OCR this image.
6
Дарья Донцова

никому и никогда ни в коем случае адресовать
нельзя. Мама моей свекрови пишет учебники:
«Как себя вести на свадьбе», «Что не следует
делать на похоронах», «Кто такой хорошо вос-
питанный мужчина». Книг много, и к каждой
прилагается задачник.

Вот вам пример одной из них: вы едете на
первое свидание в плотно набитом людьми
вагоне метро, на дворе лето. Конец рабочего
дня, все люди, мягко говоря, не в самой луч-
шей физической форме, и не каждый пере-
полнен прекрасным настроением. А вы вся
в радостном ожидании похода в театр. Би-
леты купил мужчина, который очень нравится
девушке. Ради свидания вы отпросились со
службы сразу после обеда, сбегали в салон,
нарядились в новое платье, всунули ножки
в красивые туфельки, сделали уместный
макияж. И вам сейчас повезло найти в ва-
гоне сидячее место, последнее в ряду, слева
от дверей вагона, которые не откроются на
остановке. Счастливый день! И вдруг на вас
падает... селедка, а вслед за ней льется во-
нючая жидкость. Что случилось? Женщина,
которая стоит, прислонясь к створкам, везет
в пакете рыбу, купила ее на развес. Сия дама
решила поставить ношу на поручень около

Written request: Within the entries above, report how many lines include "мужчина", and keep the answer to the number.

Correct answer: 2